**TASK GOAL**
No images are to be carried over; print all other material exactly as it stands.

Records contained in a dataset:
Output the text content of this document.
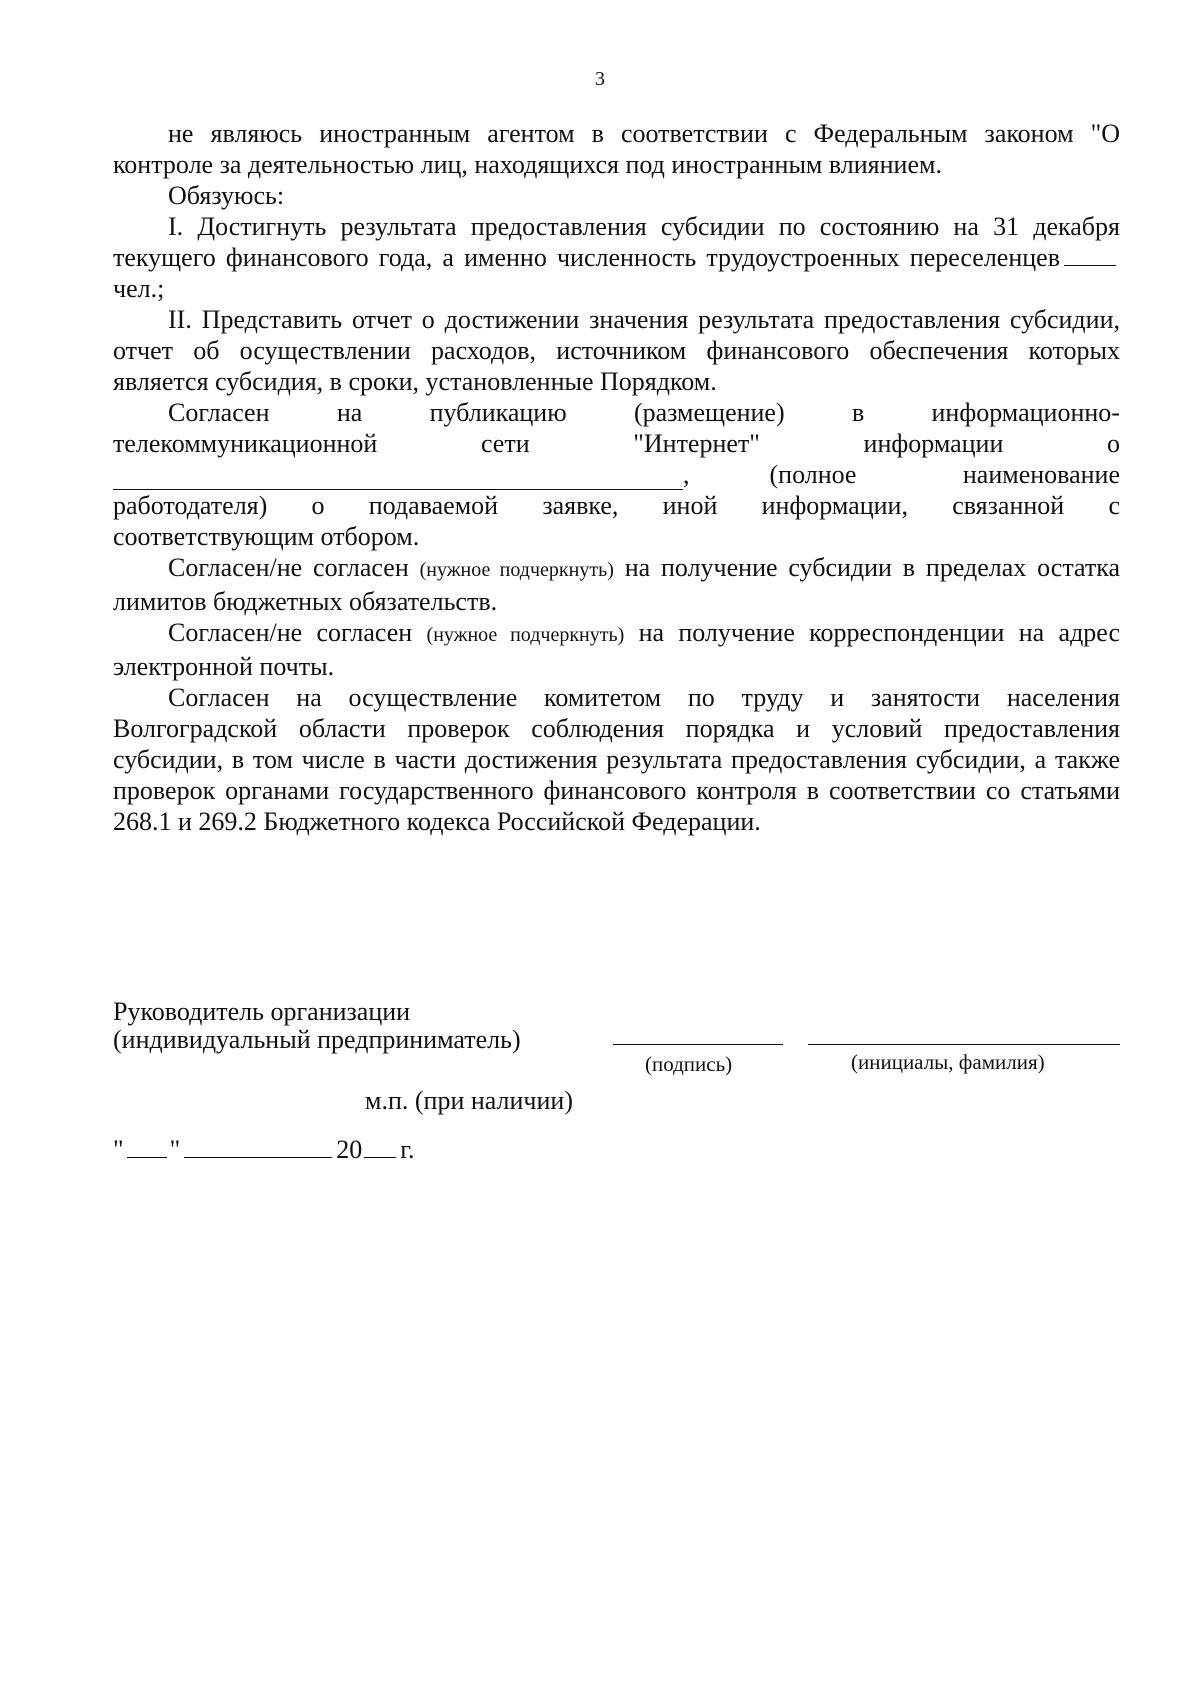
3

не являюсь иностранным агентом в соответствии с Федеральным законом "О контроле за деятельностью лиц, находящихся под иностранным влиянием.

Обязуюсь:

I. Достигнуть результата предоставления субсидии по состоянию на 31 декабря текущего финансового года, а именно численность трудоустроенных переселенцевчел.;

II. Представить отчет о достижении значения результата предоставления субсидии, отчет об осуществлении расходов, источником финансового обеспечения которых является субсидия, в сроки, установленные Порядком.

Согласен	на	публикацию	(размещение)	в	информационно-
телекоммуникационной	сети	"Интернет"	информации	о
,	(полное	наименование
работодателя) о подаваемой заявке, иной информации, связанной с
соответствующим отбором.

Согласен/не согласен (нужное подчеркнуть) на получение субсидии в пределах остатка лимитов бюджетных обязательств.

Согласен/не согласен (нужное подчеркнуть) на получение корреспонденции на адрес электронной почты.

Согласен на осуществление комитетом по труду и занятости населения Волгоградской области проверок соблюдения порядка и условий предоставления субсидии, в том числе в части достижения результата предоставления субсидии, а также проверок органами государственного финансового контроля в соответствии со статьями 268.1 и 269.2 Бюджетного кодекса Российской Федерации.

Руководитель организации
(индивидуальный предприниматель)
(подпись)	(инициалы, фамилия)
м.п. (при наличии)
" "	20 г.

**FULL SOLUTION**
Output the text content of this document.
3

не являюсь иностранным агентом в соответствии с Федеральным законом "О контроле за деятельностью лиц, находящихся под иностранным влиянием.

Обязуюсь:

I. Достигнуть результата предоставления субсидии по состоянию на 31 декабря текущего финансового года, а именно численность трудоустроенных переселенцевчел.;

II. Представить отчет о достижении значения результата предоставления субсидии, отчет об осуществлении расходов, источником финансового обеспечения которых является субсидия, в сроки, установленные Порядком.

Согласен	на	публикацию	(размещение)	в	информационно-
телекоммуникационной	сети	"Интернет"	информации	о
,	(полное	наименование
работодателя) о подаваемой заявке, иной информации, связанной с
соответствующим отбором.

Согласен/не согласен (нужное подчеркнуть) на получение субсидии в пределах остатка лимитов бюджетных обязательств.

Согласен/не согласен (нужное подчеркнуть) на получение корреспонденции на адрес электронной почты.

Согласен на осуществление комитетом по труду и занятости населения Волгоградской области проверок соблюдения порядка и условий предоставления субсидии, в том числе в части достижения результата предоставления субсидии, а также проверок органами государственного финансового контроля в соответствии со статьями 268.1 и 269.2 Бюджетного кодекса Российской Федерации.

Руководитель организации
(индивидуальный предприниматель)
(подпись)	(инициалы, фамилия)
м.п. (при наличии)
" "	20 г.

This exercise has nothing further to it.